■ **Tasks to perform**:
• 1. Reproduce the advice letter from "Dear MIMsters: How" up to and including "there and then.".
• 2. According to the advice letter, how long can the friend's soups last in the freezer?
# Document section start
Dear MIMsters: How Do I Handle My Friend’s Entitlement Mentality?
Please I have an issue with my friend who has this entitlement mentality. Last year, we were facing accommodation problems together and I suggested we find who to borrow money from to pay for a new place, she said NEVER, that she’s too dignified for that and she walked out on me, there and then.
I finally got a place with a senior friend (a mother who understood I needed her help) promising to pay the landlady later.
When I finally paid, my friend met me and lightly said “if I have half of the rent now, I’ll just give you and move in this week”. We never even discussed staying together. She just felt I had no choice than to take her in but I told her NO and she was stranded after she got kicked out twice by those she was squatting with. She didn’t have any money so she came to my house, crying. I took her in and she started this again.
We cook separately because that’s what she wanted but whenever I cook, she wants to eat mine. Her soups can last a month in the freezer. She sometimes goes to hide them in another person’s room while I cook every week. I was shocked when she brought out soup of over three weeks yesterday.
# Document section end
# Data provided start
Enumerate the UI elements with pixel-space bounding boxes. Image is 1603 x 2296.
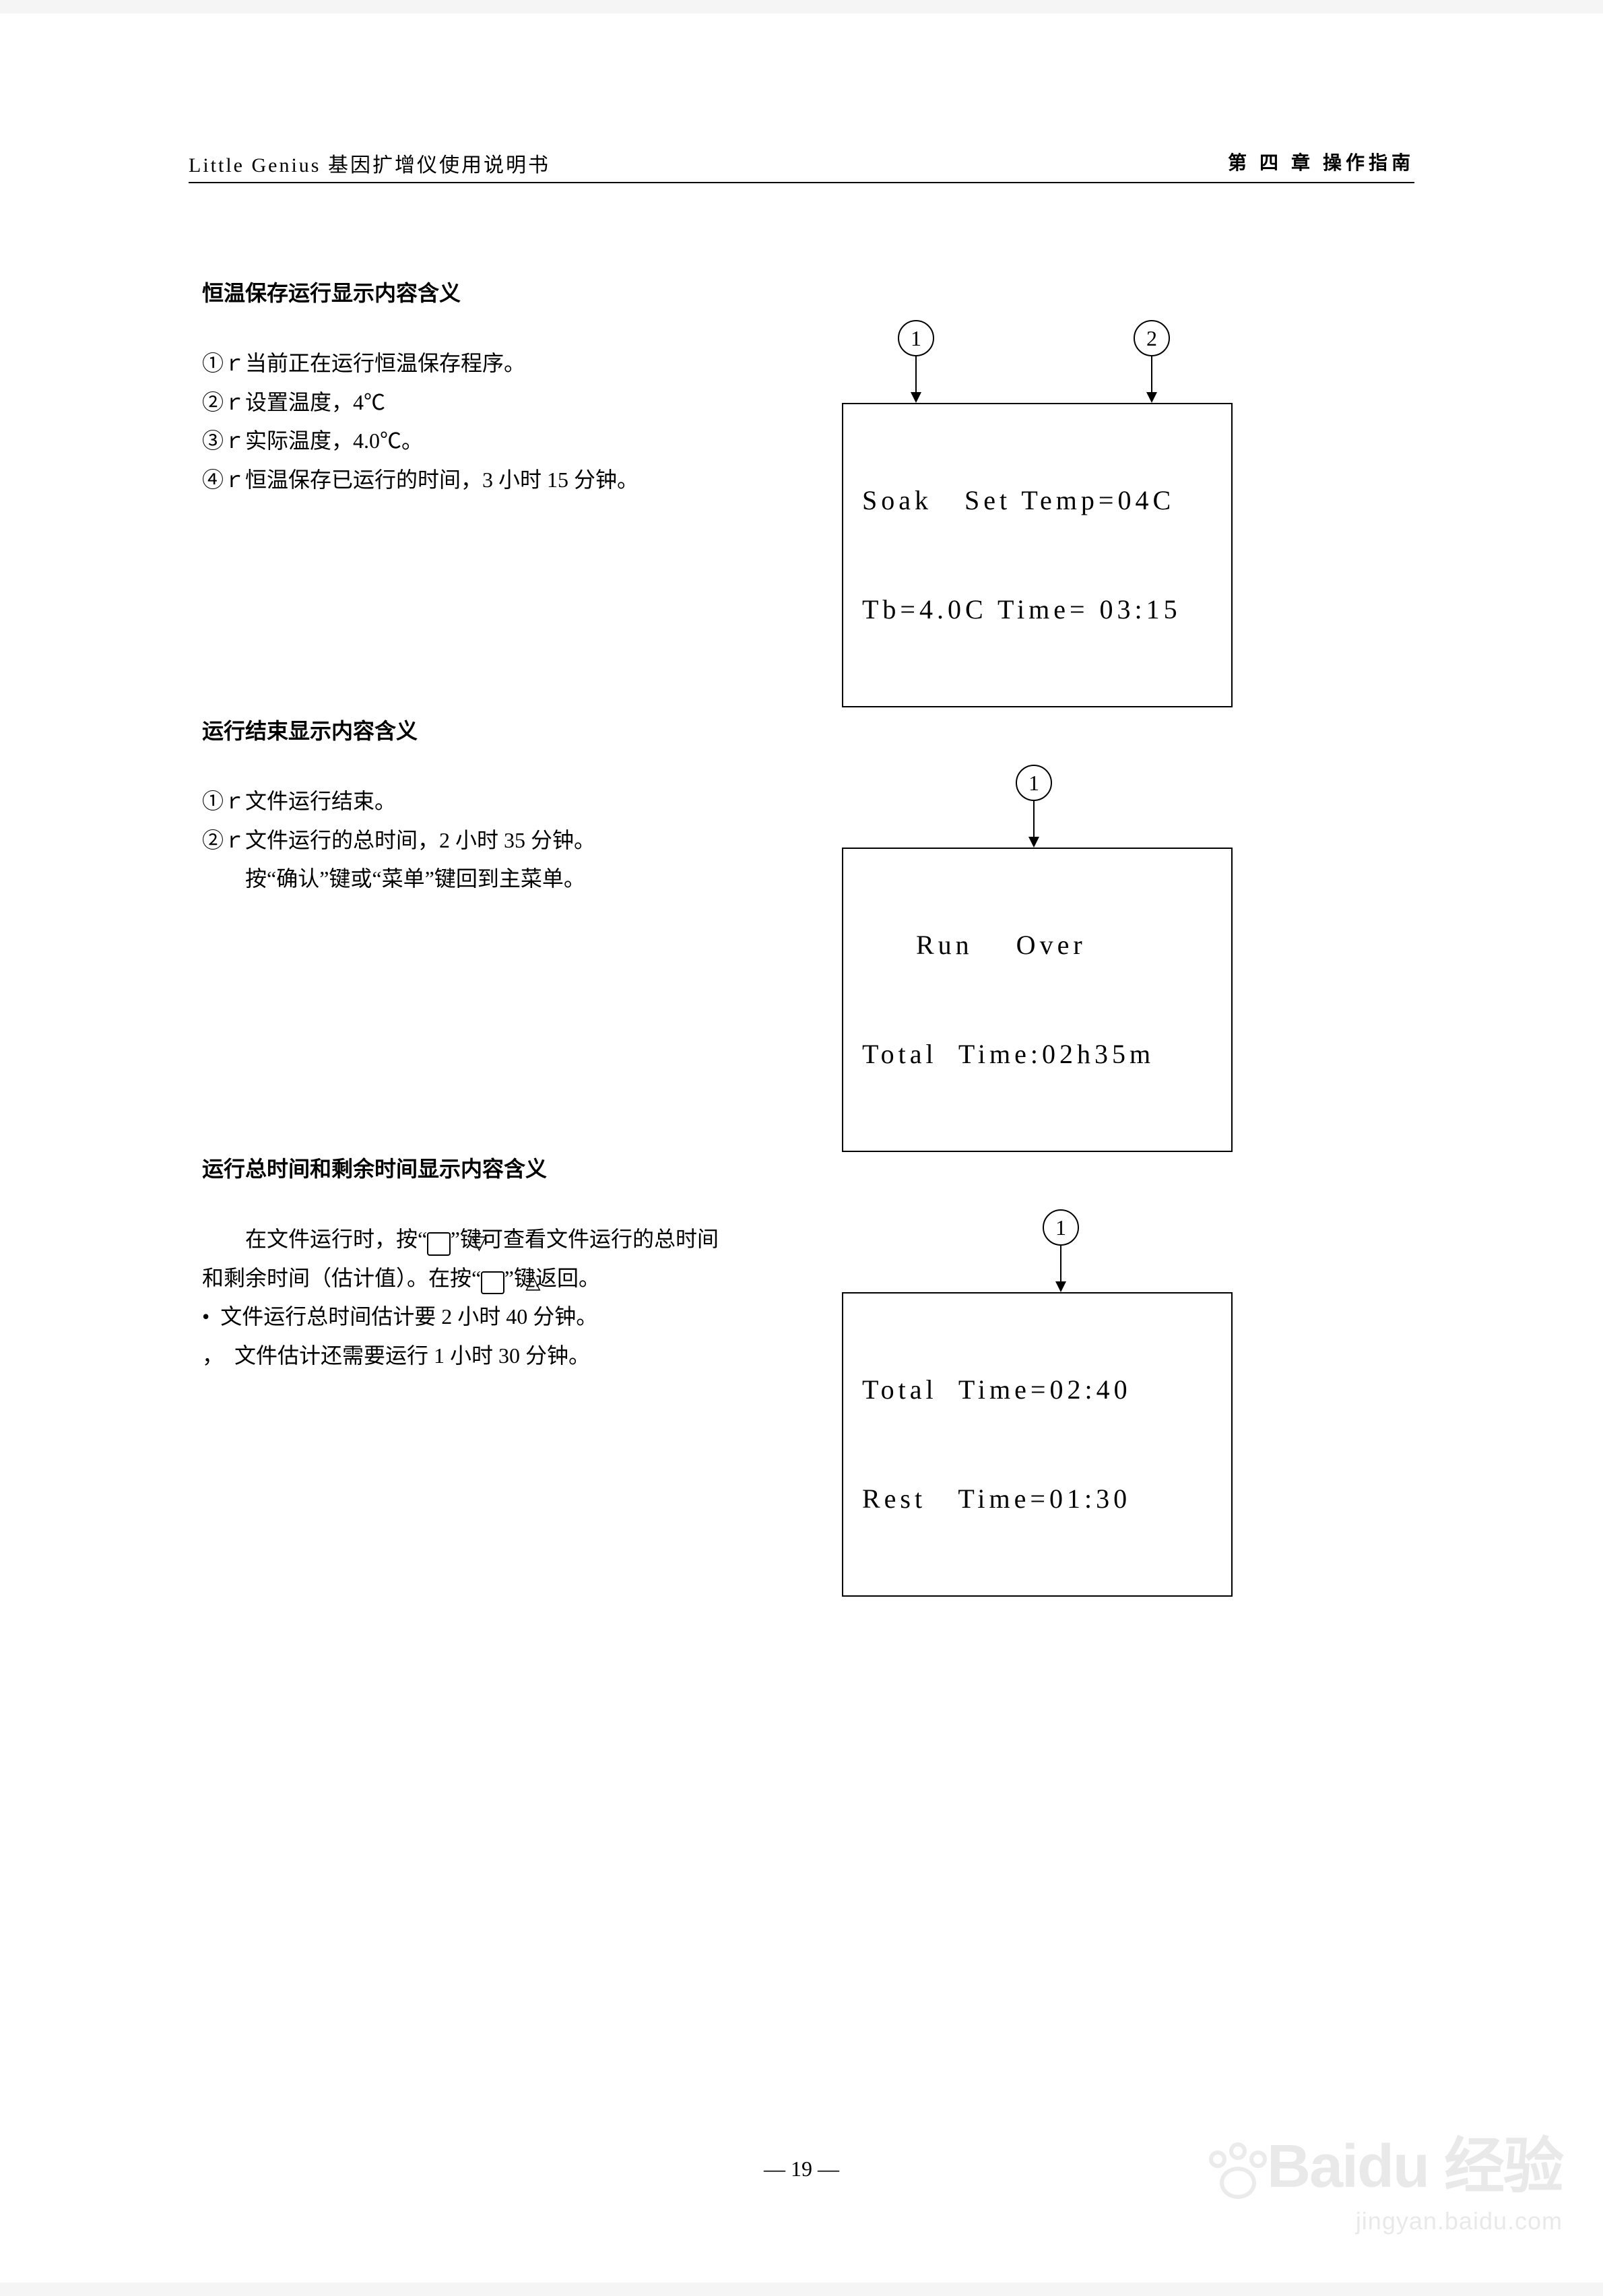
diagram: 1 2 Run Over Total Time:02h35m [795,761,1280,1004]
lcd-display: Total Time=02:40 Rest Time=01:30 [842,1292,1233,1597]
list-item: ④ｒ恒温保存已运行的时间，3 小时 15 分钟。 [202,461,734,500]
section-title: 运行结束显示内容含义 [202,714,1414,745]
svg-text:1: 1 [911,326,921,350]
lcd-line: Total Time=02:40 [862,1372,1212,1408]
lcd-display: Soak Set Temp=04C Tb=4.0C Time= 03:15 [842,403,1233,707]
lcd-line: Rest Time=01:30 [862,1481,1212,1517]
list-item: ①ｒ文件运行结束。 [202,782,734,821]
list-item: 按“确认”键或“菜单”键回到主菜单。 [202,860,734,899]
list-item: ①ｒ当前正在运行恒温保存程序。 [202,344,734,383]
list-item: ， 文件估计还需要运行 1 小时 30 分钟。 [202,1337,734,1376]
watermark: Baidu 经验 jingyan.baidu.com [1204,2117,1563,2235]
lcd-line: Total Time:02h35m [862,1036,1212,1073]
page: Little Genius 基因扩增仪使用说明书 第 四 章 操作指南 恒温保存… [0,13,1603,2283]
text-fragment: ”键返回。 [504,1266,600,1290]
text-column: ①ｒ文件运行结束。 ②ｒ文件运行的总时间，2 小时 35 分钟。 按“确认”键或… [202,782,734,899]
section-title: 运行总时间和剩余时间显示内容含义 [202,1152,1414,1183]
list-item: • 文件运行总时间估计要 2 小时 40 分钟。 [202,1298,734,1337]
intro-text: 在文件运行时，按“▽”键可查看文件运行的总时间和剩余时间（估计值）。在按“△”键… [202,1220,734,1298]
content: 恒温保存运行显示内容含义 ①ｒ当前正在运行恒温保存程序。 ②ｒ设置温度，4℃ ③… [202,276,1414,1590]
section-soak: 恒温保存运行显示内容含义 ①ｒ当前正在运行恒温保存程序。 ②ｒ设置温度，4℃ ③… [202,276,1414,613]
lcd-line: Run Over [862,927,1212,963]
section-title: 恒温保存运行显示内容含义 [202,276,1414,307]
text-fragment: 在文件运行时，按“ [245,1227,427,1251]
down-key-icon: ▽ [427,1232,451,1256]
up-key-icon: △ [481,1271,504,1295]
diagram: 1 2 3 4 [795,317,1280,559]
svg-text:1: 1 [1028,771,1039,795]
list-item: ②ｒ文件运行的总时间，2 小时 35 分钟。 [202,821,734,860]
paw-icon [1204,2146,1271,2207]
list-item: ②ｒ设置温度，4℃ [202,383,734,422]
lcd-line: Tb=4.0C Time= 03:15 [862,592,1212,628]
section-totaltime: 运行总时间和剩余时间显示内容含义 在文件运行时，按“▽”键可查看文件运行的总时间… [202,1152,1414,1489]
text-column: 在文件运行时，按“▽”键可查看文件运行的总时间和剩余时间（估计值）。在按“△”键… [202,1220,734,1375]
watermark-big: Baidu 经验 [1267,2133,1563,2200]
header-rule [189,182,1414,183]
watermark-small: jingyan.baidu.com [1204,2207,1563,2235]
text-column: ①ｒ当前正在运行恒温保存程序。 ②ｒ设置温度，4℃ ③ｒ实际温度，4.0℃。 ④… [202,344,734,499]
diagram: 1 2 Total Time=02:40 Rest Time=01:30 [795,1206,1280,1448]
lcd-line: Soak Set Temp=04C [862,482,1212,519]
svg-text:2: 2 [1146,326,1157,350]
list-item: ③ｒ实际温度，4.0℃。 [202,422,734,461]
header-left: Little Genius 基因扩增仪使用说明书 [189,148,550,178]
svg-text:1: 1 [1055,1215,1066,1240]
lcd-display: Run Over Total Time:02h35m [842,848,1233,1152]
section-runover: 运行结束显示内容含义 ①ｒ文件运行结束。 ②ｒ文件运行的总时间，2 小时 35 … [202,714,1414,1051]
header-right: 第 四 章 操作指南 [1228,148,1414,175]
# Data provided end
■ **Task results**:
• 1.
Dear MIMsters: How Do I Handle My Friend’s Entitlement Mentality?
Please I have an issue with my friend who has this entitlement mentality. Last year, we were facing accommodation problems together and I suggested we find who to borrow money from to pay for a new place, she said NEVER, that she’s too dignified for that and she walked out on me, there and then.

• 2. A month.